# TASK INPUT

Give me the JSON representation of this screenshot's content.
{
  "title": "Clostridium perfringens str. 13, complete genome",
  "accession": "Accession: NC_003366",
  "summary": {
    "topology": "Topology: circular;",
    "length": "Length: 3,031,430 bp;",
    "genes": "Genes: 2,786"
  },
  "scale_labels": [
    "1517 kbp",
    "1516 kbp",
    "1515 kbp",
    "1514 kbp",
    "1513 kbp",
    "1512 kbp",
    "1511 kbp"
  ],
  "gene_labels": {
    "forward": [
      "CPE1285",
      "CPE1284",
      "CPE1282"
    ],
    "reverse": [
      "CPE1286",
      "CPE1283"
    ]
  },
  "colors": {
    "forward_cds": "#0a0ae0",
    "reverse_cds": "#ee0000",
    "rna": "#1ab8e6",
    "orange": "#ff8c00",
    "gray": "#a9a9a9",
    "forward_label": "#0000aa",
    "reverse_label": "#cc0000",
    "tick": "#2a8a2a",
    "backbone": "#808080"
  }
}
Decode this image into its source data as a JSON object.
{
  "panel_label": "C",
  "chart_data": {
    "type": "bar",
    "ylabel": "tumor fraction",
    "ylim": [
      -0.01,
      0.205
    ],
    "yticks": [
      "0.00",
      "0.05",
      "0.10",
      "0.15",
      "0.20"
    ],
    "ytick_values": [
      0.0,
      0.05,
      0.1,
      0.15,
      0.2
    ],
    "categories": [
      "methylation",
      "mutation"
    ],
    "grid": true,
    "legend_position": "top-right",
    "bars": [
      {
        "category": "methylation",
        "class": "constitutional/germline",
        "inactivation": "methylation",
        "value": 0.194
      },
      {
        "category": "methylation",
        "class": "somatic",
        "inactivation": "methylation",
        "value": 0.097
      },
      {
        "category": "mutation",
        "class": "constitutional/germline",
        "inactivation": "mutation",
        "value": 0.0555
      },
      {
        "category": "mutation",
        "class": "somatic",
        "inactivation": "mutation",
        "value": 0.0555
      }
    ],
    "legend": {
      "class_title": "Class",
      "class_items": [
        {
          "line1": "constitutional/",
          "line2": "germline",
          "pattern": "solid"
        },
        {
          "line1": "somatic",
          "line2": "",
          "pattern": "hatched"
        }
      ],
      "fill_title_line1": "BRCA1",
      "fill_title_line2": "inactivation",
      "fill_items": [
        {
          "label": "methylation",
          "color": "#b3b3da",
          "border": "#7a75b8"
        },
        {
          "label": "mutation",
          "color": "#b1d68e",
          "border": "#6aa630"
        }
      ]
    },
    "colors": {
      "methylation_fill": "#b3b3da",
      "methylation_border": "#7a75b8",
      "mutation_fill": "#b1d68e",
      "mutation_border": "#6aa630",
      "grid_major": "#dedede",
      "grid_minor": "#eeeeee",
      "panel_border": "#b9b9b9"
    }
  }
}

# ASSIGNMENT
Output the records exactly, including every line.

# TASK SOLUTION
Give me the JSON representation of this screenshot's content.
{
  "title": "Clostridium perfringens str. 13, complete genome",
  "accession": "Accession: NC_003366",
  "summary": {
    "topology": "Topology: circular;",
    "length": "Length: 3,031,430 bp;",
    "genes": "Genes: 2,786"
  },
  "scale_labels": [
    "1517 kbp",
    "1516 kbp",
    "1515 kbp",
    "1514 kbp",
    "1513 kbp",
    "1512 kbp",
    "1511 kbp"
  ],
  "gene_labels": {
    "forward": [
      "CPE1285",
      "CPE1284",
      "CPE1282"
    ],
    "reverse": [
      "CPE1286",
      "CPE1283"
    ]
  },
  "colors": {
    "forward_cds": "#0a0ae0",
    "reverse_cds": "#ee0000",
    "rna": "#1ab8e6",
    "orange": "#ff8c00",
    "gray": "#a9a9a9",
    "forward_label": "#0000aa",
    "reverse_label": "#cc0000",
    "tick": "#2a8a2a",
    "backbone": "#808080"
  }
}
Decode this image into its source data as a JSON object.
{
  "panel_label": "C",
  "chart_data": {
    "type": "bar",
    "ylabel": "tumor fraction",
    "ylim": [
      -0.01,
      0.205
    ],
    "yticks": [
      "0.00",
      "0.05",
      "0.10",
      "0.15",
      "0.20"
    ],
    "ytick_values": [
      0.0,
      0.05,
      0.1,
      0.15,
      0.2
    ],
    "categories": [
      "methylation",
      "mutation"
    ],
    "grid": true,
    "legend_position": "top-right",
    "bars": [
      {
        "category": "methylation",
        "class": "constitutional/germline",
        "inactivation": "methylation",
        "value": 0.194
      },
      {
        "category": "methylation",
        "class": "somatic",
        "inactivation": "methylation",
        "value": 0.097
      },
      {
        "category": "mutation",
        "class": "constitutional/germline",
        "inactivation": "mutation",
        "value": 0.0555
      },
      {
        "category": "mutation",
        "class": "somatic",
        "inactivation": "mutation",
        "value": 0.0555
      }
    ],
    "legend": {
      "class_title": "Class",
      "class_items": [
        {
          "line1": "constitutional/",
          "line2": "germline",
          "pattern": "solid"
        },
        {
          "line1": "somatic",
          "line2": "",
          "pattern": "hatched"
        }
      ],
      "fill_title_line1": "BRCA1",
      "fill_title_line2": "inactivation",
      "fill_items": [
        {
          "label": "methylation",
          "color": "#b3b3da",
          "border": "#7a75b8"
        },
        {
          "label": "mutation",
          "color": "#b1d68e",
          "border": "#6aa630"
        }
      ]
    },
    "colors": {
      "methylation_fill": "#b3b3da",
      "methylation_border": "#7a75b8",
      "mutation_fill": "#b1d68e",
      "mutation_border": "#6aa630",
      "grid_major": "#dedede",
      "grid_minor": "#eeeeee",
      "panel_border": "#b9b9b9"
    }
  }
}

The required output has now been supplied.